** start of Data entries **
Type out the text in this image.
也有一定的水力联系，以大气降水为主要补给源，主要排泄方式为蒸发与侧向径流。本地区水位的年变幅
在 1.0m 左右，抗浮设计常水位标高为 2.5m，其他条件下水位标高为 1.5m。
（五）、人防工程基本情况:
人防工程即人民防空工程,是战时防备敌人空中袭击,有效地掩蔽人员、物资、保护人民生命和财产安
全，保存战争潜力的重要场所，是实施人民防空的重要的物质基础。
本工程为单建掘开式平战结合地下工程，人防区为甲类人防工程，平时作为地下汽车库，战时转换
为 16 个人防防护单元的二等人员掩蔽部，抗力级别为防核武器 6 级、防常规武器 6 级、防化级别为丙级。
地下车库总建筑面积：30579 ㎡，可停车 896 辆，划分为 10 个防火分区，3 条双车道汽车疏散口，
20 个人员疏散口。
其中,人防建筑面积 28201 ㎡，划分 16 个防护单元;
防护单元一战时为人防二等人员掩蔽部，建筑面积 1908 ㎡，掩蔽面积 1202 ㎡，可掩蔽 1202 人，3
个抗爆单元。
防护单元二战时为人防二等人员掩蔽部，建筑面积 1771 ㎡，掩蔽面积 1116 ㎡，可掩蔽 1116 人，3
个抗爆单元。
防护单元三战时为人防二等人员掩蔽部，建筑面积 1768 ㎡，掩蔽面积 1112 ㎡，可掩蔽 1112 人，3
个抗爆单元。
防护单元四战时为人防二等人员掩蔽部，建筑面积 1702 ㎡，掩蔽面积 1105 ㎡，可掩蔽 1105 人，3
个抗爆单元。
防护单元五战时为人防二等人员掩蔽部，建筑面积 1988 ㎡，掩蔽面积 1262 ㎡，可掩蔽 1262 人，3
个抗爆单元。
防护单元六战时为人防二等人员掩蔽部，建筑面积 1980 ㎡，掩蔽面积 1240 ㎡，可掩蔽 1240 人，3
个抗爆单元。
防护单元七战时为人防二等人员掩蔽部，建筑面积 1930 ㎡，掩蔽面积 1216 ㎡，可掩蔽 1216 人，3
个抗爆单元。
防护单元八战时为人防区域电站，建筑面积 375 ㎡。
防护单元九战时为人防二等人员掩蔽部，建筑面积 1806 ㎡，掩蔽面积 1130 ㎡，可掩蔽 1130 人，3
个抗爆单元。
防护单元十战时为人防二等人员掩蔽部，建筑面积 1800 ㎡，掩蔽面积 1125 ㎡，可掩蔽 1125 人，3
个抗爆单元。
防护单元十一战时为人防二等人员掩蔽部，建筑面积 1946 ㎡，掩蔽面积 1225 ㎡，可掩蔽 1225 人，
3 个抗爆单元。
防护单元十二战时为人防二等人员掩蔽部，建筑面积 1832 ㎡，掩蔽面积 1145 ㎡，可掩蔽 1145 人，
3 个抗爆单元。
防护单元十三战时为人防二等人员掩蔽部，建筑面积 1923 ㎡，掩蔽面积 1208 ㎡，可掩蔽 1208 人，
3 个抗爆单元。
** end of Data entries **
Write every record out again, unaltered.

### Full answer
Type out the text in this image.
也有一定的水力联系，以大气降水为主要补给源，主要排泄方式为蒸发与侧向径流。本地区水位的年变幅
在 1.0m 左右，抗浮设计常水位标高为 2.5m，其他条件下水位标高为 1.5m。
（五）、人防工程基本情况:
人防工程即人民防空工程,是战时防备敌人空中袭击,有效地掩蔽人员、物资、保护人民生命和财产安
全，保存战争潜力的重要场所，是实施人民防空的重要的物质基础。
本工程为单建掘开式平战结合地下工程，人防区为甲类人防工程，平时作为地下汽车库，战时转换
为 16 个人防防护单元的二等人员掩蔽部，抗力级别为防核武器 6 级、防常规武器 6 级、防化级别为丙级。
地下车库总建筑面积：30579 ㎡，可停车 896 辆，划分为 10 个防火分区，3 条双车道汽车疏散口，
20 个人员疏散口。
其中,人防建筑面积 28201 ㎡，划分 16 个防护单元;
防护单元一战时为人防二等人员掩蔽部，建筑面积 1908 ㎡，掩蔽面积 1202 ㎡，可掩蔽 1202 人，3
个抗爆单元。
防护单元二战时为人防二等人员掩蔽部，建筑面积 1771 ㎡，掩蔽面积 1116 ㎡，可掩蔽 1116 人，3
个抗爆单元。
防护单元三战时为人防二等人员掩蔽部，建筑面积 1768 ㎡，掩蔽面积 1112 ㎡，可掩蔽 1112 人，3
个抗爆单元。
防护单元四战时为人防二等人员掩蔽部，建筑面积 1702 ㎡，掩蔽面积 1105 ㎡，可掩蔽 1105 人，3
个抗爆单元。
防护单元五战时为人防二等人员掩蔽部，建筑面积 1988 ㎡，掩蔽面积 1262 ㎡，可掩蔽 1262 人，3
个抗爆单元。
防护单元六战时为人防二等人员掩蔽部，建筑面积 1980 ㎡，掩蔽面积 1240 ㎡，可掩蔽 1240 人，3
个抗爆单元。
防护单元七战时为人防二等人员掩蔽部，建筑面积 1930 ㎡，掩蔽面积 1216 ㎡，可掩蔽 1216 人，3
个抗爆单元。
防护单元八战时为人防区域电站，建筑面积 375 ㎡。
防护单元九战时为人防二等人员掩蔽部，建筑面积 1806 ㎡，掩蔽面积 1130 ㎡，可掩蔽 1130 人，3
个抗爆单元。
防护单元十战时为人防二等人员掩蔽部，建筑面积 1800 ㎡，掩蔽面积 1125 ㎡，可掩蔽 1125 人，3
个抗爆单元。
防护单元十一战时为人防二等人员掩蔽部，建筑面积 1946 ㎡，掩蔽面积 1225 ㎡，可掩蔽 1225 人，
3 个抗爆单元。
防护单元十二战时为人防二等人员掩蔽部，建筑面积 1832 ㎡，掩蔽面积 1145 ㎡，可掩蔽 1145 人，
3 个抗爆单元。
防护单元十三战时为人防二等人员掩蔽部，建筑面积 1923 ㎡，掩蔽面积 1208 ㎡，可掩蔽 1208 人，
3 个抗爆单元。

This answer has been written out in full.